[Stored entries]
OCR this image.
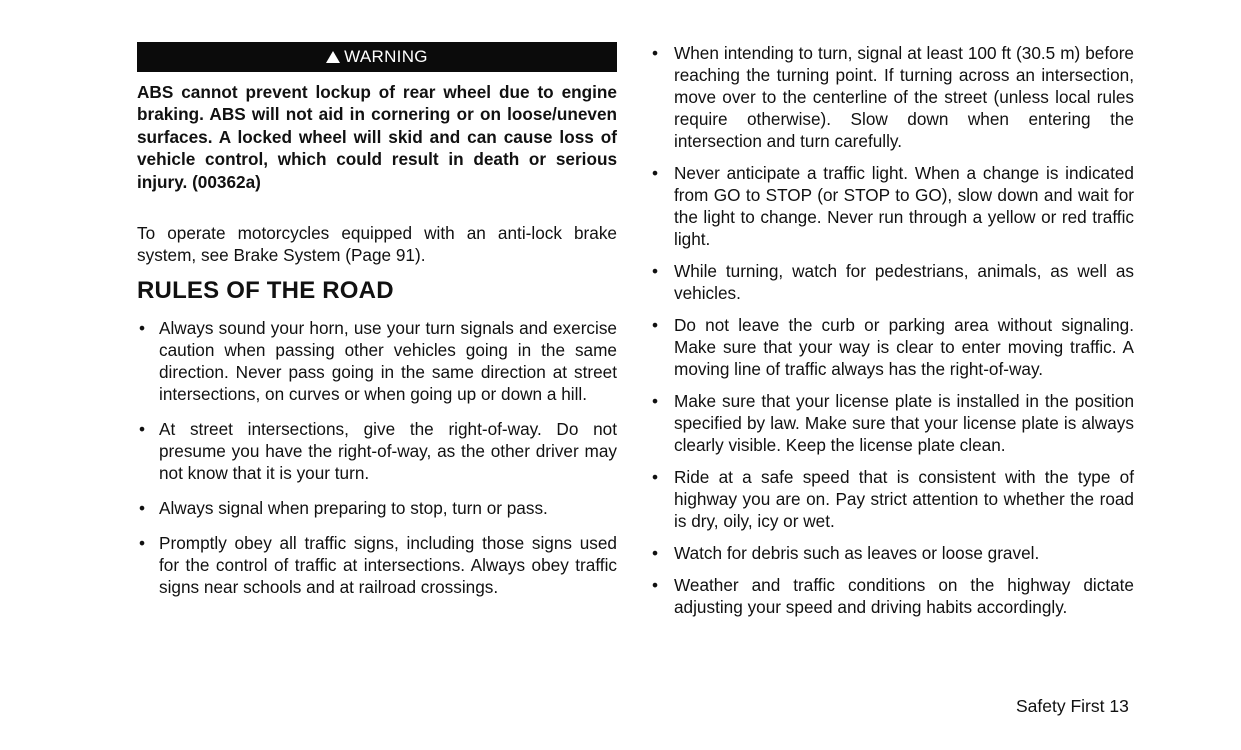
WARNING
ABS cannot prevent lockup of rear wheel due to engine braking. ABS will not aid in cornering or on loose/uneven surfaces. A locked wheel will skid and can cause loss of vehicle control, which could result in death or serious injury. (00362a)
To operate motorcycles equipped with an anti-lock brake system, see Brake System (Page 91).
RULES OF THE ROAD
• Always sound your horn, use your turn signals and exercise caution when passing other vehicles going in the same direction. Never pass going in the same direction at street intersections, on curves or when going up or down a hill.
• At street intersections, give the right-of-way. Do not presume you have the right-of-way, as the other driver may not know that it is your turn.
• Always signal when preparing to stop, turn or pass.
• Promptly obey all traffic signs, including those signs used for the control of traffic at intersections. Always obey traffic signs near schools and at railroad crossings.
• When intending to turn, signal at least 100 ft (30.5 m) before reaching the turning point. If turning across an intersection, move over to the centerline of the street (unless local rules require otherwise). Slow down when entering the intersection and turn carefully.
• Never anticipate a traffic light. When a change is indicated from GO to STOP (or STOP to GO), slow down and wait for the light to change. Never run through a yellow or red traffic light.
• While turning, watch for pedestrians, animals, as well as vehicles.
• Do not leave the curb or parking area without signaling. Make sure that your way is clear to enter moving traffic. A moving line of traffic always has the right-of-way.
• Make sure that your license plate is installed in the position specified by law. Make sure that your license plate is always clearly visible. Keep the license plate clean.
• Ride at a safe speed that is consistent with the type of highway you are on. Pay strict attention to whether the road is dry, oily, icy or wet.
• Watch for debris such as leaves or loose gravel.
• Weather and traffic conditions on the highway dictate adjusting your speed and driving habits accordingly.
Safety First 13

■ THE EXERCISE
Report how many lines in the data contain the word "pass", with no words besides the number.

■ EXERCISE OUTPUT
2